Goal of the exercise:
Work out how many lines of the material below mention the word "Pyramids"; reply with the number only.

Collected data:
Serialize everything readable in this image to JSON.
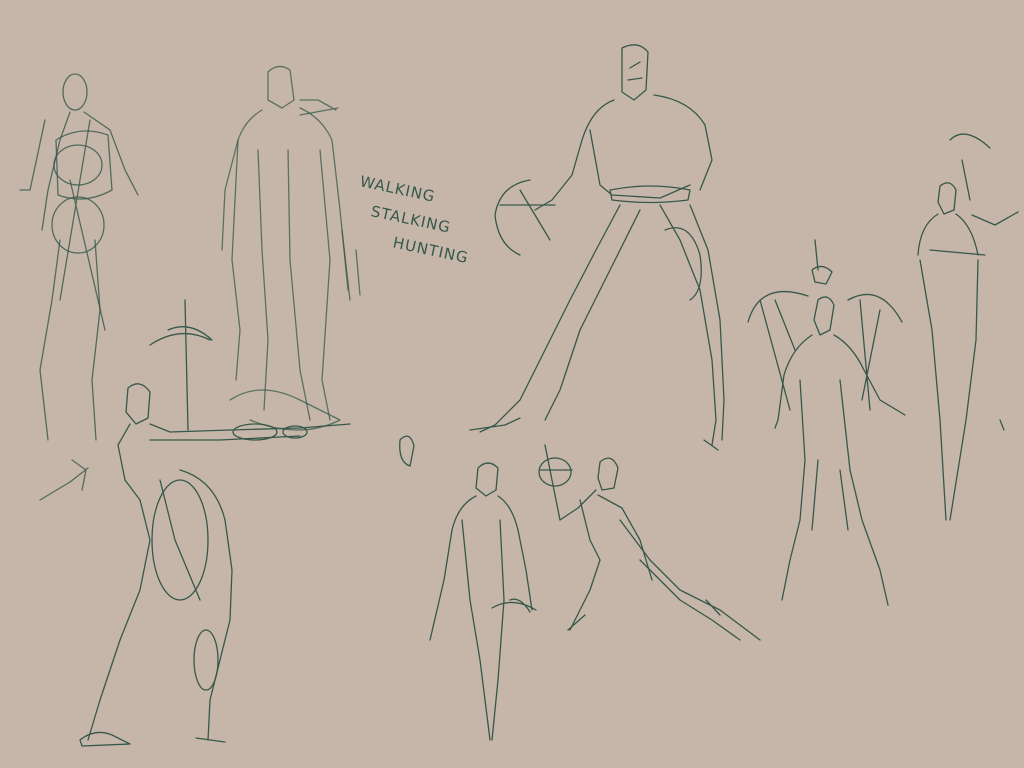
{
  "canvas": {
    "background": "#c6b6aa",
    "ink": "#35584a",
    "ink_light": "#5a7a6c"
  },
  "annotations": {
    "line1": "WALKING",
    "line2": "STALKING",
    "line3": "HUNTING"
  },
  "figures": [
    "standing-figure-left",
    "cloaked-figure",
    "crossbow-stance-figure",
    "archer-aiming-figure",
    "walking-figure-back",
    "crouching-crossbow-figure",
    "figure-with-bows",
    "slender-figure-right"
  ]
}
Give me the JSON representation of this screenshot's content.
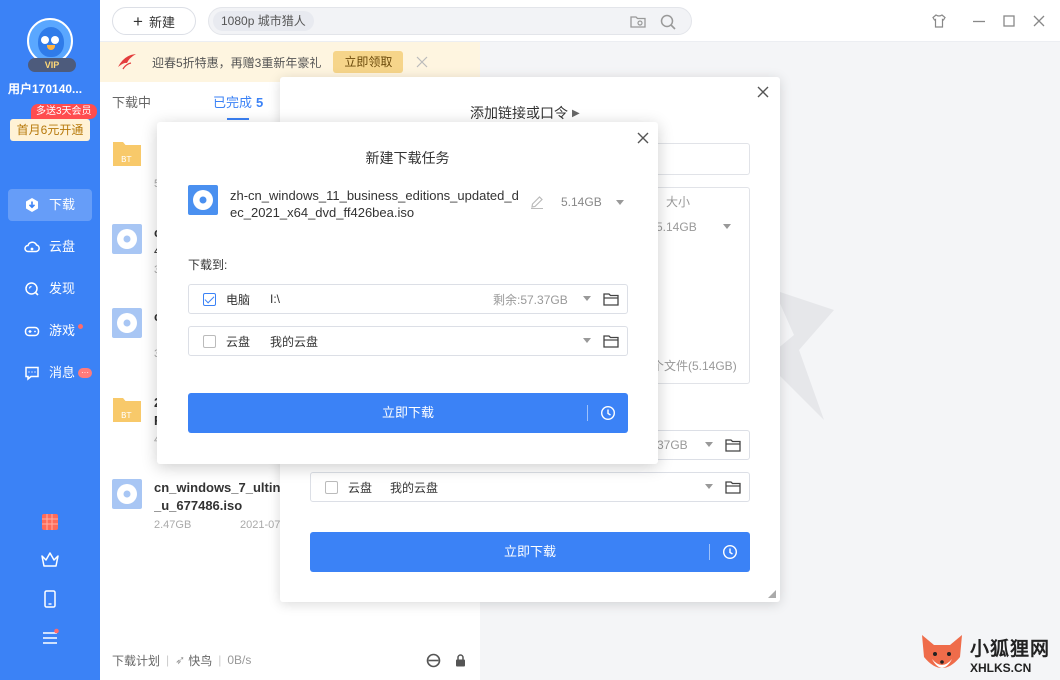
{
  "sidebar": {
    "vip_label": "VIP",
    "username": "用户170140...",
    "promo_badge": "多送3天会员",
    "promo_button": "首月6元开通",
    "nav": [
      {
        "label": "下载",
        "icon": "download-icon"
      },
      {
        "label": "云盘",
        "icon": "cloud-icon"
      },
      {
        "label": "发现",
        "icon": "discover-icon"
      },
      {
        "label": "游戏",
        "icon": "gamepad-icon"
      },
      {
        "label": "消息",
        "icon": "message-icon"
      }
    ],
    "bottom_icons": [
      "apps-icon",
      "crown-icon",
      "phone-icon",
      "menu-icon"
    ]
  },
  "topbar": {
    "new_label": "新建",
    "search_value": "1080p 城市猎人",
    "icons": [
      "folder-search-icon",
      "search-icon",
      "skin-icon",
      "minimize-icon",
      "maximize-icon",
      "close-icon"
    ]
  },
  "banner": {
    "text": "迎春5折特惠，再赠3重新年豪礼",
    "button": "立即领取"
  },
  "tabs": [
    {
      "label": "下载中",
      "count": ""
    },
    {
      "label": "已完成",
      "count": "5"
    }
  ],
  "files": [
    {
      "type": "folder",
      "name": "",
      "meta": "",
      "date": ""
    },
    {
      "type": "iso",
      "name": "c",
      "line2": "4",
      "meta": "3",
      "date": ""
    },
    {
      "type": "iso",
      "name": "c",
      "line2": "",
      "meta": "3",
      "date": ""
    },
    {
      "type": "folder",
      "name": "2",
      "line2": "F",
      "meta": "4",
      "date": ""
    },
    {
      "type": "iso",
      "name": "cn_windows_7_ultin",
      "line2": "_u_677486.iso",
      "meta": "2.47GB",
      "date": "2021-07"
    }
  ],
  "footer": {
    "plan": "下载计划",
    "speed_label": "快鸟",
    "speed": "0B/s"
  },
  "back_dialog": {
    "title": "添加链接或口令",
    "size_header": "大小",
    "size_value": "5.14GB",
    "summary": "个文件(5.14GB)",
    "pc_free": "37GB",
    "cloud_label": "云盘",
    "cloud_path": "我的云盘",
    "download_button": "立即下载"
  },
  "main_dialog": {
    "title": "新建下载任务",
    "file_name": "zh-cn_windows_11_business_editions_updated_dec_2021_x64_dvd_ff426bea.iso",
    "file_size": "5.14GB",
    "download_to": "下载到:",
    "pc": {
      "label": "电脑",
      "path": "I:\\",
      "free": "剩余:57.37GB",
      "checked": true
    },
    "cloud": {
      "label": "云盘",
      "path": "我的云盘",
      "checked": false
    },
    "download_button": "立即下载"
  },
  "watermark": {
    "cn": "小狐狸网",
    "en": "XHLKS.CN"
  }
}
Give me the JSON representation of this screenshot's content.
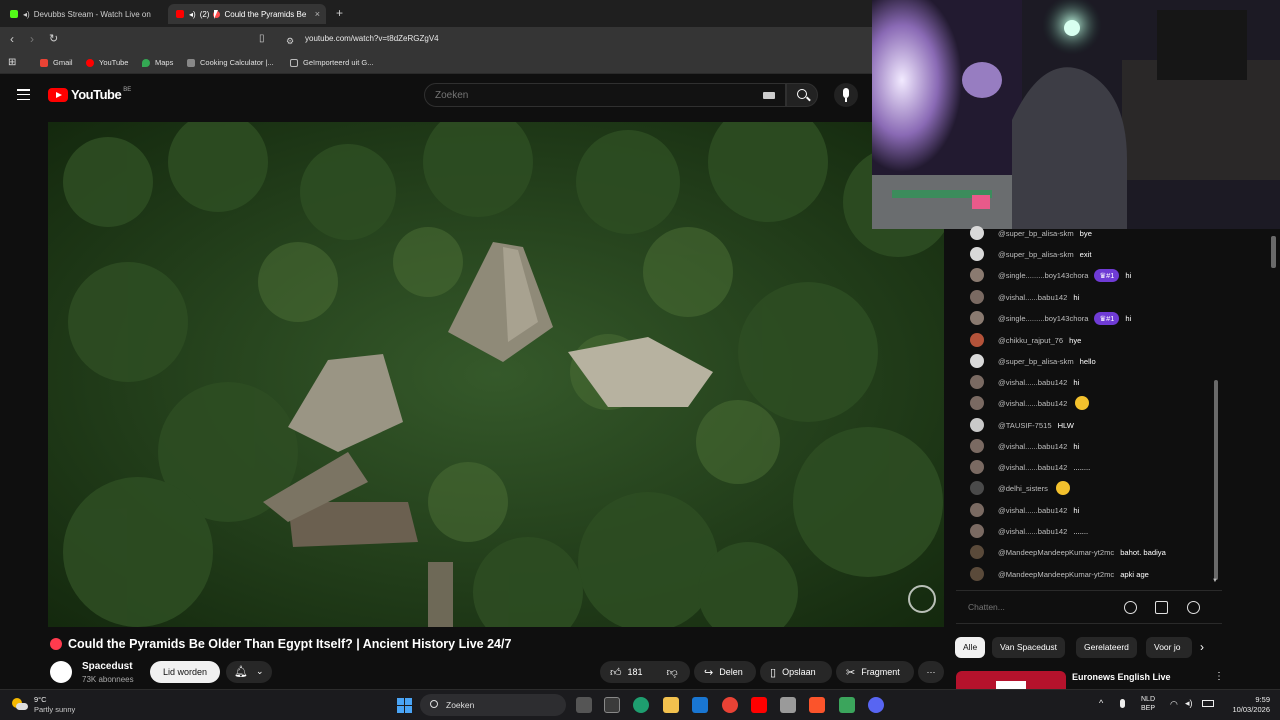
{
  "browser": {
    "tabs": [
      {
        "title": "Devubbs Stream - Watch Live on",
        "favicon_color": "#53fc18"
      },
      {
        "title": "Could the Pyramids Be",
        "audio_count": "(2)",
        "favicon_color": "#ff0000"
      }
    ],
    "new_tab": "+",
    "close_tab": "×",
    "url": "youtube.com/watch?v=t8dZeRGZgV4",
    "bookmarks": [
      {
        "label": "Gmail",
        "color": "#ea4335"
      },
      {
        "label": "YouTube",
        "color": "#ff0000"
      },
      {
        "label": "Maps",
        "color": "#34a853"
      },
      {
        "label": "Cooking Calculator |...",
        "color": "#888888"
      },
      {
        "label": "Geïmporteerd uit G...",
        "color": "#bbbbbb"
      }
    ]
  },
  "youtube": {
    "logo_text": "YouTube",
    "country_code": "BE",
    "search_placeholder": "Zoeken"
  },
  "video": {
    "title": "Could the Pyramids Be Older Than Egypt Itself? | Ancient History Live 24/7",
    "channel": "Spacedust",
    "subscribers": "73K abonnees",
    "join_label": "Lid worden",
    "likes": "181",
    "share_label": "Delen",
    "save_label": "Opslaan",
    "clip_label": "Fragment",
    "more_label": "···"
  },
  "chat": {
    "messages": [
      {
        "author": "@super_bp_alisa-skm",
        "text": "bye",
        "avatar": "#d9d9d9"
      },
      {
        "author": "@super_bp_alisa-skm",
        "text": "exit",
        "avatar": "#d9d9d9"
      },
      {
        "author": "@single.........boy143chora",
        "badge": "#1",
        "text": "hi",
        "avatar": "#8a7a70"
      },
      {
        "author": "@vishal......babu142",
        "text": "hi",
        "avatar": "#7a6a62"
      },
      {
        "author": "@single.........boy143chora",
        "badge": "#1",
        "text": "hi",
        "avatar": "#8a7a70"
      },
      {
        "author": "@chikku_rajput_76",
        "text": "hye",
        "avatar": "#b4533a"
      },
      {
        "author": "@super_bp_alisa-skm",
        "text": "hello",
        "avatar": "#d9d9d9"
      },
      {
        "author": "@vishal......babu142",
        "text": "hi",
        "avatar": "#7a6a62"
      },
      {
        "author": "@vishal......babu142",
        "text": "",
        "emoji": "thinking-emoji",
        "avatar": "#7a6a62"
      },
      {
        "author": "@TAUSIF-7515",
        "text": "HLW",
        "avatar": "#c9c9c9"
      },
      {
        "author": "@vishal......babu142",
        "text": "hi",
        "avatar": "#7a6a62"
      },
      {
        "author": "@vishal......babu142",
        "text": "........",
        "avatar": "#7a6a62"
      },
      {
        "author": "@delhi_sisters",
        "text": "",
        "emoji": "grinning-emoji",
        "avatar": "#4a4a4a"
      },
      {
        "author": "@vishal......babu142",
        "text": "hi",
        "avatar": "#7a6a62"
      },
      {
        "author": "@vishal......babu142",
        "text": ".......",
        "avatar": "#7a6a62"
      },
      {
        "author": "@MandeepMandeepKumar-yt2mc",
        "text": "bahot. badiya",
        "avatar": "#5a4a3a"
      },
      {
        "author": "@MandeepMandeepKumar-yt2mc",
        "text": "apki age",
        "avatar": "#5a4a3a"
      }
    ],
    "input_placeholder": "Chatten..."
  },
  "chips": [
    "Alle",
    "Van Spacedust",
    "Gerelateerd",
    "Voor jo"
  ],
  "recommendation": {
    "title": "Euronews English Live"
  },
  "taskbar": {
    "temperature": "9°C",
    "weather": "Partly sunny",
    "search": "Zoeken",
    "lang_line1": "NLD",
    "lang_line2": "BEP",
    "time": "9:59",
    "date": "10/03/2026"
  },
  "colors": {
    "accent": "#ff0000",
    "live": "#ff3b4e",
    "badge": "#6f3bd5"
  }
}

Answer below:
2